[START Raw data]

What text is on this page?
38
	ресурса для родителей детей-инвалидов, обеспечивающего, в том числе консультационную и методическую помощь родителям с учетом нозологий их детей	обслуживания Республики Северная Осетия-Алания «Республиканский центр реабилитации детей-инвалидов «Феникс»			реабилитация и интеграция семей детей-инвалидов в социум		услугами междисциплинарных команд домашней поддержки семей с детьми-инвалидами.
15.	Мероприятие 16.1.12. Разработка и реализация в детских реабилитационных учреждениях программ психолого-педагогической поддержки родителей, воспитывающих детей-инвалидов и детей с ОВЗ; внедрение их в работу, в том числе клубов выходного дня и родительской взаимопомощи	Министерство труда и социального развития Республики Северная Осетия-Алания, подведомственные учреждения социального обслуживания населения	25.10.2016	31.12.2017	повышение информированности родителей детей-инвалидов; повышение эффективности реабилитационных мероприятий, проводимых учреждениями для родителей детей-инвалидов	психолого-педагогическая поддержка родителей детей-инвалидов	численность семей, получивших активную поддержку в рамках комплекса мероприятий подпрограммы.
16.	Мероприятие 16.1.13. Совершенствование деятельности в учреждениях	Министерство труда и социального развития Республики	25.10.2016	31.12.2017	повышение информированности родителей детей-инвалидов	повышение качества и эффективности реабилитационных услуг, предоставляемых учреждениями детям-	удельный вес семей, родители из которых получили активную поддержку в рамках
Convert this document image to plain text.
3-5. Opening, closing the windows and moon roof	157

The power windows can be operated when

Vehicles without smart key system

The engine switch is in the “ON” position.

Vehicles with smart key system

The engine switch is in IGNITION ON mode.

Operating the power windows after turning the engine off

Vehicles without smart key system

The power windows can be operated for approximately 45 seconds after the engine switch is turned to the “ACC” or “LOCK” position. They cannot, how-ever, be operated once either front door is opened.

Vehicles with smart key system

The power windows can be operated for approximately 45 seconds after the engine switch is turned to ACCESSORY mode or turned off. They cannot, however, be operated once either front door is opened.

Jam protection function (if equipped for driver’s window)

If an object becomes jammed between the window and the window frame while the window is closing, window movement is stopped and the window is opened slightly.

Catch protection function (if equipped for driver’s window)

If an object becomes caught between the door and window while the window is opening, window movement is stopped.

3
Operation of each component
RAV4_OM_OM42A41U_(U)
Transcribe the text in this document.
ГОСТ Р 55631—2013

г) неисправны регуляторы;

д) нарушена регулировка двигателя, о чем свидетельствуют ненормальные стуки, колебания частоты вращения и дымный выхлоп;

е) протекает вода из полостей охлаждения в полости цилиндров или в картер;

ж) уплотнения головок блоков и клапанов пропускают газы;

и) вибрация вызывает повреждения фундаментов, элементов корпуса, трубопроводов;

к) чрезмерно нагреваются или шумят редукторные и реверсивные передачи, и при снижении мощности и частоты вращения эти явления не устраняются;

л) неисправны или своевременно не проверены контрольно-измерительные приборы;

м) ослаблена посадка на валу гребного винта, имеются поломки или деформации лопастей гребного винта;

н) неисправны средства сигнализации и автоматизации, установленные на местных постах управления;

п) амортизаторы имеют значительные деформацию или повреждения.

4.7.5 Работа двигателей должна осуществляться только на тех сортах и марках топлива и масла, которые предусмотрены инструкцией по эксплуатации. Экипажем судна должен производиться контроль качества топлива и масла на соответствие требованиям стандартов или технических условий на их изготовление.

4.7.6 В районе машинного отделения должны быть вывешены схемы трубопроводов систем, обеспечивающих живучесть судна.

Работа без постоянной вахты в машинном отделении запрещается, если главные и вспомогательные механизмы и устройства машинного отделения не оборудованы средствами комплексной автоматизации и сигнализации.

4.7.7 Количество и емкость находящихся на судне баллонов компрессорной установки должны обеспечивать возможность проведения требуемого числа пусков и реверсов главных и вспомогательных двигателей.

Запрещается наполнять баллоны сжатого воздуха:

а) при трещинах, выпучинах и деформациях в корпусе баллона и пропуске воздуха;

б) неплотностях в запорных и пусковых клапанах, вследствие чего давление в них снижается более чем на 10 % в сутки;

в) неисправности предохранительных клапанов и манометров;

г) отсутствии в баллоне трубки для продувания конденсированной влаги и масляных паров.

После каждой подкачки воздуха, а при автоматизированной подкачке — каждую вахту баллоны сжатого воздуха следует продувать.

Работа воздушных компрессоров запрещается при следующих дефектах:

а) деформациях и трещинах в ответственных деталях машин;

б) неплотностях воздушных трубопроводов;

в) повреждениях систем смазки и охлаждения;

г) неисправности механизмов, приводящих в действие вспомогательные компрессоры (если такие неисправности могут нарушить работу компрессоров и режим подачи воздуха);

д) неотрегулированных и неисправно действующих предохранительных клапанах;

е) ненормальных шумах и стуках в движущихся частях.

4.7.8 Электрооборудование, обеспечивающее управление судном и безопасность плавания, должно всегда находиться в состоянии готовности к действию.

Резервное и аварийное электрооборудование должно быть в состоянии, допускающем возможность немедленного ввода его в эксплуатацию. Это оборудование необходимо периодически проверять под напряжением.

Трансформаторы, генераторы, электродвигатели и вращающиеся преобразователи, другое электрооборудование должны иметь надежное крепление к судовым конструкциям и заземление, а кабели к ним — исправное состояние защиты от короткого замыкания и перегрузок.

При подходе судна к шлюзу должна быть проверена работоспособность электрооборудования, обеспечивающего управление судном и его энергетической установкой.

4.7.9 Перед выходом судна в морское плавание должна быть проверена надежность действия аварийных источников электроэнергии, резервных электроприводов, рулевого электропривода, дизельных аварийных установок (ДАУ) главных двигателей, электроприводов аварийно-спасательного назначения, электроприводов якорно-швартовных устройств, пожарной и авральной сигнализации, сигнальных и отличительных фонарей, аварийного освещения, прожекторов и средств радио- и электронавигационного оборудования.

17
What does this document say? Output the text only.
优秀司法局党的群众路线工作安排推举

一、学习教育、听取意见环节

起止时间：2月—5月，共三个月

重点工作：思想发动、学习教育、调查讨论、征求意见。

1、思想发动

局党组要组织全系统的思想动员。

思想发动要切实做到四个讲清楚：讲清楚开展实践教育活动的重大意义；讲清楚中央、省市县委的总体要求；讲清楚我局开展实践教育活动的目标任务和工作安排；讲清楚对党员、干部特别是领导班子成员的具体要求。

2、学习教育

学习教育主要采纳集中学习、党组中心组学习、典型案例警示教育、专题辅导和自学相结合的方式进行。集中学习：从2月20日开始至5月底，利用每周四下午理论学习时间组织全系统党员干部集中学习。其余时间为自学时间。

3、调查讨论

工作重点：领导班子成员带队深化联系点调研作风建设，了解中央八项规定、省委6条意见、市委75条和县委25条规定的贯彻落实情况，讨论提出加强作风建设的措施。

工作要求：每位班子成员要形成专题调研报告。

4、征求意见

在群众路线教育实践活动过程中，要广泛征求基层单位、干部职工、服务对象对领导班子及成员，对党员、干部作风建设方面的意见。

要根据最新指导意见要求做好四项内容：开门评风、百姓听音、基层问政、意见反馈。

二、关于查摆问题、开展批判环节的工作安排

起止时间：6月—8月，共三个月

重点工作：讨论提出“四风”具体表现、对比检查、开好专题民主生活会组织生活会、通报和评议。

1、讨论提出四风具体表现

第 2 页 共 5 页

[END Raw data]

Copy all of the data exactly.

◆ **Full output**
What text is on this page?
38
	ресурса для родителей детей-инвалидов, обеспечивающего, в том числе консультационную и методическую помощь родителям с учетом нозологий их детей	обслуживания Республики Северная Осетия-Алания «Республиканский центр реабилитации детей-инвалидов «Феникс»			реабилитация и интеграция семей детей-инвалидов в социум		услугами междисциплинарных команд домашней поддержки семей с детьми-инвалидами.
15.	Мероприятие 16.1.12. Разработка и реализация в детских реабилитационных учреждениях программ психолого-педагогической поддержки родителей, воспитывающих детей-инвалидов и детей с ОВЗ; внедрение их в работу, в том числе клубов выходного дня и родительской взаимопомощи	Министерство труда и социального развития Республики Северная Осетия-Алания, подведомственные учреждения социального обслуживания населения	25.10.2016	31.12.2017	повышение информированности родителей детей-инвалидов; повышение эффективности реабилитационных мероприятий, проводимых учреждениями для родителей детей-инвалидов	психолого-педагогическая поддержка родителей детей-инвалидов	численность семей, получивших активную поддержку в рамках комплекса мероприятий подпрограммы.
16.	Мероприятие 16.1.13. Совершенствование деятельности в учреждениях	Министерство труда и социального развития Республики	25.10.2016	31.12.2017	повышение информированности родителей детей-инвалидов	повышение качества и эффективности реабилитационных услуг, предоставляемых учреждениями детям-	удельный вес семей, родители из которых получили активную поддержку в рамках
Convert this document image to plain text.
3-5. Opening, closing the windows and moon roof	157

The power windows can be operated when

Vehicles without smart key system

The engine switch is in the “ON” position.

Vehicles with smart key system

The engine switch is in IGNITION ON mode.

Operating the power windows after turning the engine off

Vehicles without smart key system

The power windows can be operated for approximately 45 seconds after the engine switch is turned to the “ACC” or “LOCK” position. They cannot, how-ever, be operated once either front door is opened.

Vehicles with smart key system

The power windows can be operated for approximately 45 seconds after the engine switch is turned to ACCESSORY mode or turned off. They cannot, however, be operated once either front door is opened.

Jam protection function (if equipped for driver’s window)

If an object becomes jammed between the window and the window frame while the window is closing, window movement is stopped and the window is opened slightly.

Catch protection function (if equipped for driver’s window)

If an object becomes caught between the door and window while the window is opening, window movement is stopped.

3
Operation of each component
RAV4_OM_OM42A41U_(U)
Transcribe the text in this document.
ГОСТ Р 55631—2013

г) неисправны регуляторы;

д) нарушена регулировка двигателя, о чем свидетельствуют ненормальные стуки, колебания частоты вращения и дымный выхлоп;

е) протекает вода из полостей охлаждения в полости цилиндров или в картер;

ж) уплотнения головок блоков и клапанов пропускают газы;

и) вибрация вызывает повреждения фундаментов, элементов корпуса, трубопроводов;

к) чрезмерно нагреваются или шумят редукторные и реверсивные передачи, и при снижении мощности и частоты вращения эти явления не устраняются;

л) неисправны или своевременно не проверены контрольно-измерительные приборы;

м) ослаблена посадка на валу гребного винта, имеются поломки или деформации лопастей гребного винта;

н) неисправны средства сигнализации и автоматизации, установленные на местных постах управления;

п) амортизаторы имеют значительные деформацию или повреждения.

4.7.5 Работа двигателей должна осуществляться только на тех сортах и марках топлива и масла, которые предусмотрены инструкцией по эксплуатации. Экипажем судна должен производиться контроль качества топлива и масла на соответствие требованиям стандартов или технических условий на их изготовление.

4.7.6 В районе машинного отделения должны быть вывешены схемы трубопроводов систем, обеспечивающих живучесть судна.

Работа без постоянной вахты в машинном отделении запрещается, если главные и вспомогательные механизмы и устройства машинного отделения не оборудованы средствами комплексной автоматизации и сигнализации.

4.7.7 Количество и емкость находящихся на судне баллонов компрессорной установки должны обеспечивать возможность проведения требуемого числа пусков и реверсов главных и вспомогательных двигателей.

Запрещается наполнять баллоны сжатого воздуха:

а) при трещинах, выпучинах и деформациях в корпусе баллона и пропуске воздуха;

б) неплотностях в запорных и пусковых клапанах, вследствие чего давление в них снижается более чем на 10 % в сутки;

в) неисправности предохранительных клапанов и манометров;

г) отсутствии в баллоне трубки для продувания конденсированной влаги и масляных паров.

После каждой подкачки воздуха, а при автоматизированной подкачке — каждую вахту баллоны сжатого воздуха следует продувать.

Работа воздушных компрессоров запрещается при следующих дефектах:

а) деформациях и трещинах в ответственных деталях машин;

б) неплотностях воздушных трубопроводов;

в) повреждениях систем смазки и охлаждения;

г) неисправности механизмов, приводящих в действие вспомогательные компрессоры (если такие неисправности могут нарушить работу компрессоров и режим подачи воздуха);

д) неотрегулированных и неисправно действующих предохранительных клапанах;

е) ненормальных шумах и стуках в движущихся частях.

4.7.8 Электрооборудование, обеспечивающее управление судном и безопасность плавания, должно всегда находиться в состоянии готовности к действию.

Резервное и аварийное электрооборудование должно быть в состоянии, допускающем возможность немедленного ввода его в эксплуатацию. Это оборудование необходимо периодически проверять под напряжением.

Трансформаторы, генераторы, электродвигатели и вращающиеся преобразователи, другое электрооборудование должны иметь надежное крепление к судовым конструкциям и заземление, а кабели к ним — исправное состояние защиты от короткого замыкания и перегрузок.

При подходе судна к шлюзу должна быть проверена работоспособность электрооборудования, обеспечивающего управление судном и его энергетической установкой.

4.7.9 Перед выходом судна в морское плавание должна быть проверена надежность действия аварийных источников электроэнергии, резервных электроприводов, рулевого электропривода, дизельных аварийных установок (ДАУ) главных двигателей, электроприводов аварийно-спасательного назначения, электроприводов якорно-швартовных устройств, пожарной и авральной сигнализации, сигнальных и отличительных фонарей, аварийного освещения, прожекторов и средств радио- и электронавигационного оборудования.

17
What does this document say? Output the text only.
优秀司法局党的群众路线工作安排推举

一、学习教育、听取意见环节

起止时间：2月—5月，共三个月

重点工作：思想发动、学习教育、调查讨论、征求意见。

1、思想发动

局党组要组织全系统的思想动员。

思想发动要切实做到四个讲清楚：讲清楚开展实践教育活动的重大意义；讲清楚中央、省市县委的总体要求；讲清楚我局开展实践教育活动的目标任务和工作安排；讲清楚对党员、干部特别是领导班子成员的具体要求。

2、学习教育

学习教育主要采纳集中学习、党组中心组学习、典型案例警示教育、专题辅导和自学相结合的方式进行。集中学习：从2月20日开始至5月底，利用每周四下午理论学习时间组织全系统党员干部集中学习。其余时间为自学时间。

3、调查讨论

工作重点：领导班子成员带队深化联系点调研作风建设，了解中央八项规定、省委6条意见、市委75条和县委25条规定的贯彻落实情况，讨论提出加强作风建设的措施。

工作要求：每位班子成员要形成专题调研报告。

4、征求意见

在群众路线教育实践活动过程中，要广泛征求基层单位、干部职工、服务对象对领导班子及成员，对党员、干部作风建设方面的意见。

要根据最新指导意见要求做好四项内容：开门评风、百姓听音、基层问政、意见反馈。

二、关于查摆问题、开展批判环节的工作安排

起止时间：6月—8月，共三个月

重点工作：讨论提出“四风”具体表现、对比检查、开好专题民主生活会组织生活会、通报和评议。

1、讨论提出四风具体表现

第 2 页 共 5 页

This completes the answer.